What to do:
1. Translate this sentence from the comment thread about device tree and ARM hardware into Spanish: "This mismatch tends to be annoying and inconvenient."
2. Name every processor architecture mentioned in the comment thread about device tree and ARM hardware.
3. From the comment thread about device tree and ARM hardware, return everything from "For normal PC" down to "GPU and so on.".
** Start of Document passage **
Device tree doesn't really have an embedded focus per se. It comes from Sparc and PowerPC workstations.
And ACPI doesn't really have a standard root bus, it's a soup of descriptor tables and virtual machine blobs you have to run and trust, along with veritable mountains of patches for those vm bytecodes to fix firmware issues.
IMO Device Tree is the right way to go for nearly all platforms.
I'm going to try to describe something I only half understand in the hopes that someone who does fully understand it will come by and provide a better description.
For normal PC hardware, you have a SATA controller, the device company commits a driver for it to the Linux kernel tree, and thereafter every subsequent version of Linux can use the SATA controller in any device with that kind of SATA controller. If the device company doesn't provide a driver but the hardware is popular, somebody else reverse engineers the chip and eventually the same result obtains. Likewise for the network controller, the GPU and so on.
Typical ARM devices like cellphones are beleaguered by some kind of shameful omnishambles whereby that doesn't work. The device maker provides a hideous binary blob with the device, it only works with that specific kernel version and everything is terrible. The exact source of the tragedy is the part I'm not quite clear on.
But making whatever that is not apply to RISC-V boards would be highly satisfactory.
My take is that this is the effect of the requirements of the companies producing hardware and is entirely unrelated to the CPU architecture. On desktop and server consumers have a very strong demand that off-the-shelf OSes Just Work (so they can install stock RedHat or Windows) and so there is pressure on hw manufacturers to create and follow standards. Breaking away from the consensus standards is penalized, not rewarded. You can see this happening as Arm moved into the server space, too -- server Arm is much less heterogenous than embedded Arm. Conversely, in embedded devices there is little or no pressure to standardize, because often the system software will be a custom build for that device anyway, and end-users aren't expected to try to install a new OS on it. In this world, differences in hardware tend to be rewarded rather than penalized -- the funky nonstandard feature in your SoC may be what persuades the h/w designer to pick you rather than a competitor, implementing something in a weird way can shave a bit off power consumption or just save time in the design process, and so on. And because there's no requirement to have the end user install a new OS the temptation to save time in development by not trying to upstream kernel changes is often overwhelming.
The difficulty with 'dev boards' like the RPi is that for economic reasons they're made with SoCs from the high-volume markets of the embedded world but sold to people who want to use them like the standardized hw of the server world. This mismatch tends to be annoying and inconvenient.
Anyway, my take is that for RISC-V the dynamics will be exactly the same -- in the embedded world there will be a profusion of different hardware and a lot of binary blobs and non-upstreamed drivers; in the server world things will be nicer; and dev boards will be more like the embedded world than you would like.
(Also, x86 is really unusual in having such a uniform every-machine-looks-the-same ecosystem; this has happened by historical accident as much as anything else. Of course most people only have experience with x86, but it might help to try to not think of absolute-x86-monoculture as 'normal' and wider-variety as 'weird', when it's the other way around :-))
It "doesn't work" on ARM simply do to the extreme heterogenity. To ask for otherwise would be asking for AMD drivers to work for an Nvidia graphics card.
Additionally, PCs do in fact of tons of glue and support systems that match how ARM style SoCs work. They paper over it with ACPI which is based around a VM that has to be run in the kernel that's basically a giant binary blob, in contrast to device tree's description of the components and how they're connected.
** End of Document passage **
** Start of Material provided **
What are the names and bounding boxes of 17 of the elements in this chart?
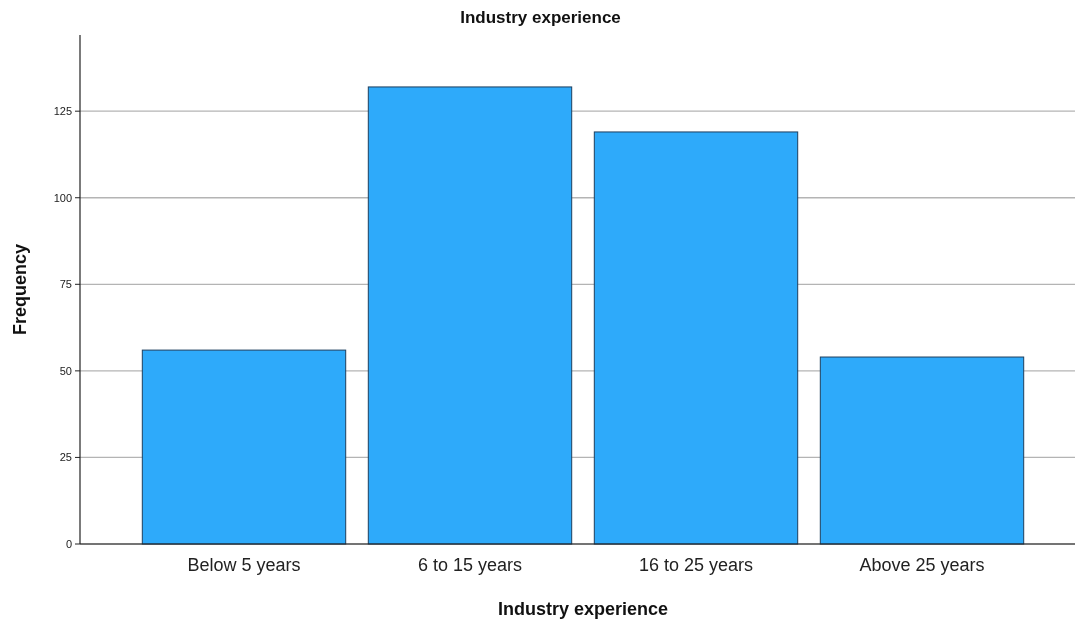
** End of Material provided **
Exercise solutions:
1. Este desajuste tiende a ser molesto e incómodo.

2. Sparc, PowerPC, ARM, RISC-V, x86

3.
For normal PC hardware, you have a SATA controller, the device company commits a driver for it to the Linux kernel tree, and thereafter every subsequent version of Linux can use the SATA controller in any device with that kind of SATA controller. If the device company doesn't provide a driver but the hardware is popular, somebody else reverse engineers the chip and eventually the same result obtains. Likewise for the network controller, the GPU and so on.